EXERCISE TASK
Filter the listing below, copying every line in which the word "this" appears.

DATA EXTRACT
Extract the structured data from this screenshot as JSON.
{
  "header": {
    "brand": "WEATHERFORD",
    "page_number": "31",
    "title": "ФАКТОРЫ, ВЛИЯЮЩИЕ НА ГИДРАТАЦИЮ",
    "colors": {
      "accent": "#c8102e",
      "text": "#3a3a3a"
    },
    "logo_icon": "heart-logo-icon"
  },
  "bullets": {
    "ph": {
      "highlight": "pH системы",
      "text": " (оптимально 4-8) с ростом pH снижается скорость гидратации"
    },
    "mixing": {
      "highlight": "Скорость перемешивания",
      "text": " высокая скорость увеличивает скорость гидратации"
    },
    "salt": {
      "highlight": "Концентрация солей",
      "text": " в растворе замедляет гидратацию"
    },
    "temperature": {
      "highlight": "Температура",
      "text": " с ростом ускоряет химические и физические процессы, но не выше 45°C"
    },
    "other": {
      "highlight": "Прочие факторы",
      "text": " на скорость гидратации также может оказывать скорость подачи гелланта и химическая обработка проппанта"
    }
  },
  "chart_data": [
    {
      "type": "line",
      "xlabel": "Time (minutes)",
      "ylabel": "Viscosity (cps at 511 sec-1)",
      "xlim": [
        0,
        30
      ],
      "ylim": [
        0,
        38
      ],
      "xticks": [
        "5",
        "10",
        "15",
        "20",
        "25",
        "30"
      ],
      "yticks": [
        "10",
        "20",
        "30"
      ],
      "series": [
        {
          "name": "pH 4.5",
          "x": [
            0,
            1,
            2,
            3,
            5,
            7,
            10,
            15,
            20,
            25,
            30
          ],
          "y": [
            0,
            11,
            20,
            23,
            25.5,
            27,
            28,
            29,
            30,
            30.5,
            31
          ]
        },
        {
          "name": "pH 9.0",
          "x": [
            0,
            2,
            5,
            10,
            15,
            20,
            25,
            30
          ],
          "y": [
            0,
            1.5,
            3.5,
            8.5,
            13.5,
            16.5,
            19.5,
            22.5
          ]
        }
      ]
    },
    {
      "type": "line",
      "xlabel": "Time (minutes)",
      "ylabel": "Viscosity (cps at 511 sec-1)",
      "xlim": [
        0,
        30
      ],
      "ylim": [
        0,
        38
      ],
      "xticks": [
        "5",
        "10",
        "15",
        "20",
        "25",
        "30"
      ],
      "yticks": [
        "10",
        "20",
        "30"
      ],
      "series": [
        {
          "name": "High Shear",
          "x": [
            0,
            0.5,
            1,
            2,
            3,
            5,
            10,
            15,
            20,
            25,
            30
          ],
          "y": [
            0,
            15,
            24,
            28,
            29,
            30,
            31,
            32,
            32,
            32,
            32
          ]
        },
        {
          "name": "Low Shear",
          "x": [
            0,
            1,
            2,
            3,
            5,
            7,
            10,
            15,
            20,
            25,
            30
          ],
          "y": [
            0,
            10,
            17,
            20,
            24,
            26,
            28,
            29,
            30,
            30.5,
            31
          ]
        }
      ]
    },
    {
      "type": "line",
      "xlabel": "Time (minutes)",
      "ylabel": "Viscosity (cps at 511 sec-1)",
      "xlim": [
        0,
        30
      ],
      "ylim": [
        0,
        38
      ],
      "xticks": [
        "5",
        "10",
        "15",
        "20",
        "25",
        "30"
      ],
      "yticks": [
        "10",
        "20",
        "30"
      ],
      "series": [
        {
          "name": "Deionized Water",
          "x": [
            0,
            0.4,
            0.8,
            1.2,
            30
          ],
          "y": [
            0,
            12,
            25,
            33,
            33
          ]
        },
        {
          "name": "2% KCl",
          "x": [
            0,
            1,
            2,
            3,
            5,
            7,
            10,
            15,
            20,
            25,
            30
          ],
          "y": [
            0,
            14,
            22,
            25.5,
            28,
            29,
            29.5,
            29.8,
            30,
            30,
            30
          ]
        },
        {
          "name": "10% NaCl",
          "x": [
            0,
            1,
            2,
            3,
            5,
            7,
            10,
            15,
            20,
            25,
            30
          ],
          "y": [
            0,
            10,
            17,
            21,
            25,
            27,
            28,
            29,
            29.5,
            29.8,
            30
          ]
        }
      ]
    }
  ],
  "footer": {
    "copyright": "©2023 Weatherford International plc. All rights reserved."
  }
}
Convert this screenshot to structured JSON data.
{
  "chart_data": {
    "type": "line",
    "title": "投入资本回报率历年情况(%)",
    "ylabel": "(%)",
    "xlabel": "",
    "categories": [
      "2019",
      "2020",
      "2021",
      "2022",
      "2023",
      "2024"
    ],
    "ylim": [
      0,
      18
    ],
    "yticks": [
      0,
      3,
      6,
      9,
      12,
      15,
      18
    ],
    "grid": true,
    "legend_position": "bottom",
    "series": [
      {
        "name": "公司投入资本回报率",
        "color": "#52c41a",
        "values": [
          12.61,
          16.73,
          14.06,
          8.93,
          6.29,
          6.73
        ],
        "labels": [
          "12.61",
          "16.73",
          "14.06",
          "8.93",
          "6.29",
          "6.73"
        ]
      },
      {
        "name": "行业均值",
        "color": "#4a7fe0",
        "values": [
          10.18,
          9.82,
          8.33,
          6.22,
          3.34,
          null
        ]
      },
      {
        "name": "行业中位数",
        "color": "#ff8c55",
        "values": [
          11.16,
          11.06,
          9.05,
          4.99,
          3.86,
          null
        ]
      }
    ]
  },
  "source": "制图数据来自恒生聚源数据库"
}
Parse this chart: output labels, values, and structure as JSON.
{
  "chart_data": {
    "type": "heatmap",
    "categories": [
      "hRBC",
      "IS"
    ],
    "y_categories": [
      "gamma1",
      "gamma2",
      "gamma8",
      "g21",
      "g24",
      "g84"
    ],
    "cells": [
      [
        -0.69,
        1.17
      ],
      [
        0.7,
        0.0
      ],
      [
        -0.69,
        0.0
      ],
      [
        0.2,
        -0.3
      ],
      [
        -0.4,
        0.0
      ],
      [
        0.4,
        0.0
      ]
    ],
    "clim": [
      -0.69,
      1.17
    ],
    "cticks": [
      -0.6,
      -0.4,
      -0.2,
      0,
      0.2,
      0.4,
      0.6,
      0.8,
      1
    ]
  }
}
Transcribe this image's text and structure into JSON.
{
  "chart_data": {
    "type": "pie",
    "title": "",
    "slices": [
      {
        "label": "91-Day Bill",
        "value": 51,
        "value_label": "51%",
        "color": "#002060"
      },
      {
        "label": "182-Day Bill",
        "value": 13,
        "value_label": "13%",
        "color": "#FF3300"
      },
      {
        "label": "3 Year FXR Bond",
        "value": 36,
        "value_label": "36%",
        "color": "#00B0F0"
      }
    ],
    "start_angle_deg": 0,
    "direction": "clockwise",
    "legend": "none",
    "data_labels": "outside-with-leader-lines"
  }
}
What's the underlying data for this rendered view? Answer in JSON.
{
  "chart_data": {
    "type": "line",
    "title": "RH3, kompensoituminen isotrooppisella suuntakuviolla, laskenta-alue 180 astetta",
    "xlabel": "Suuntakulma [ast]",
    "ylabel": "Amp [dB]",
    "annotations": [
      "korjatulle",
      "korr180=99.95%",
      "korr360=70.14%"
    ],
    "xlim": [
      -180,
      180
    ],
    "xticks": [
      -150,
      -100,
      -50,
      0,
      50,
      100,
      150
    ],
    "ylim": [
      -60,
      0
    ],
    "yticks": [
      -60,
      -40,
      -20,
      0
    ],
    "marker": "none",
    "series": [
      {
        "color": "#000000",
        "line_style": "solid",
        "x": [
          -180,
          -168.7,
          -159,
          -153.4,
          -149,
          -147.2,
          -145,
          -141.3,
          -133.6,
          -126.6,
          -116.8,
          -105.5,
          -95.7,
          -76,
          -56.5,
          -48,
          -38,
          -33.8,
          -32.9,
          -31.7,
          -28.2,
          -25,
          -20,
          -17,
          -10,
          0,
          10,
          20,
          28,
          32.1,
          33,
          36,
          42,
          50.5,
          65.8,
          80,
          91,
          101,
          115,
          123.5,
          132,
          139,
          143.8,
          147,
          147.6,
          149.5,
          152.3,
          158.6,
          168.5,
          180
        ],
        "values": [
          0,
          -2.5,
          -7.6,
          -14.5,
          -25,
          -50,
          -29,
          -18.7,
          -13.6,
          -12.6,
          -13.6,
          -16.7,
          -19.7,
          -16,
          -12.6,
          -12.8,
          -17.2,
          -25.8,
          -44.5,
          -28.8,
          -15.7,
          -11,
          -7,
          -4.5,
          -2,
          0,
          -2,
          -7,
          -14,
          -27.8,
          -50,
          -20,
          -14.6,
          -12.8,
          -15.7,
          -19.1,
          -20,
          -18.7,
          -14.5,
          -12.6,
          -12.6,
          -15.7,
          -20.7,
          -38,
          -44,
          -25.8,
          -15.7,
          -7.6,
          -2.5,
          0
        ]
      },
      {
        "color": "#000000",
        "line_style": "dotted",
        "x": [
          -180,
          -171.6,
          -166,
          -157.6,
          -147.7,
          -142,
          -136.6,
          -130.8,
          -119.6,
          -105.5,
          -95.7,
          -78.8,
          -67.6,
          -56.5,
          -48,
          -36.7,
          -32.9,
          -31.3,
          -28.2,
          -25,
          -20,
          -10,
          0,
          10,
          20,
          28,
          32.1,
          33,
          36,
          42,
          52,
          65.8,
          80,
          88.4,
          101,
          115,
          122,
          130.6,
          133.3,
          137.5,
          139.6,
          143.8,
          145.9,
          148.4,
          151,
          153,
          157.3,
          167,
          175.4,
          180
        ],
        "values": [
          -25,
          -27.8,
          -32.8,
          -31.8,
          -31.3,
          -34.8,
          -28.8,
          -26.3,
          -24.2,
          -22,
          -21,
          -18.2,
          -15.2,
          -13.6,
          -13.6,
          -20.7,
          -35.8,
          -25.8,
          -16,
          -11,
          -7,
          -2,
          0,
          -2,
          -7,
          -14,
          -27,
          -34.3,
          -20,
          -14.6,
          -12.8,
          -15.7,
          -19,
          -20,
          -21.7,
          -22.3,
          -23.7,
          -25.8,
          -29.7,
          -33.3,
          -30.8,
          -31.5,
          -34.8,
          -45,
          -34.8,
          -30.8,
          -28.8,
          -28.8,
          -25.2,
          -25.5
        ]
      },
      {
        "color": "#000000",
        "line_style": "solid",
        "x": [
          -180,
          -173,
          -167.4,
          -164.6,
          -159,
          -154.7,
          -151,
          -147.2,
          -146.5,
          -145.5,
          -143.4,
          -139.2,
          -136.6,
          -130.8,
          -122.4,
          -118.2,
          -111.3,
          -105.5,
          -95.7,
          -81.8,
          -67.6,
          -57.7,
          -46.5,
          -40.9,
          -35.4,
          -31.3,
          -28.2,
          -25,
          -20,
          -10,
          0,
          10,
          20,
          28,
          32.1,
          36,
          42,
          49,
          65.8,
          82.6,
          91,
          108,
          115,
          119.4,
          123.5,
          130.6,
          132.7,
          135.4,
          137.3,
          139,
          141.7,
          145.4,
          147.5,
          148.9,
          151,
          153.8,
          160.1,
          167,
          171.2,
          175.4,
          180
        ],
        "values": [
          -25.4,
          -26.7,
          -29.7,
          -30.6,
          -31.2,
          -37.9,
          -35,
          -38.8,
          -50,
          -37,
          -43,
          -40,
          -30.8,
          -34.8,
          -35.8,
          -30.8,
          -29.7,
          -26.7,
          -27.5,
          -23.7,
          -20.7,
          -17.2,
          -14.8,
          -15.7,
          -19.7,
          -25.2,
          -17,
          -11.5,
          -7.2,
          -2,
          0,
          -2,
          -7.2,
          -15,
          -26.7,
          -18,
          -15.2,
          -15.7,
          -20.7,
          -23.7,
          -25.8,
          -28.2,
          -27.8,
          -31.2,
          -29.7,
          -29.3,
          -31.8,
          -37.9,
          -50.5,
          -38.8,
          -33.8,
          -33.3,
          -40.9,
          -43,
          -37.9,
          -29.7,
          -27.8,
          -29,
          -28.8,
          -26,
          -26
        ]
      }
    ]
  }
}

FULL RESPONSE
Extract the structured data from this screenshot as JSON.
Convert this screenshot to structured JSON data.
Parse this chart: output labels, values, and structure as JSON.
Transcribe this image's text and structure into JSON.
What's the underlying data for this rendered view? Answer in JSON.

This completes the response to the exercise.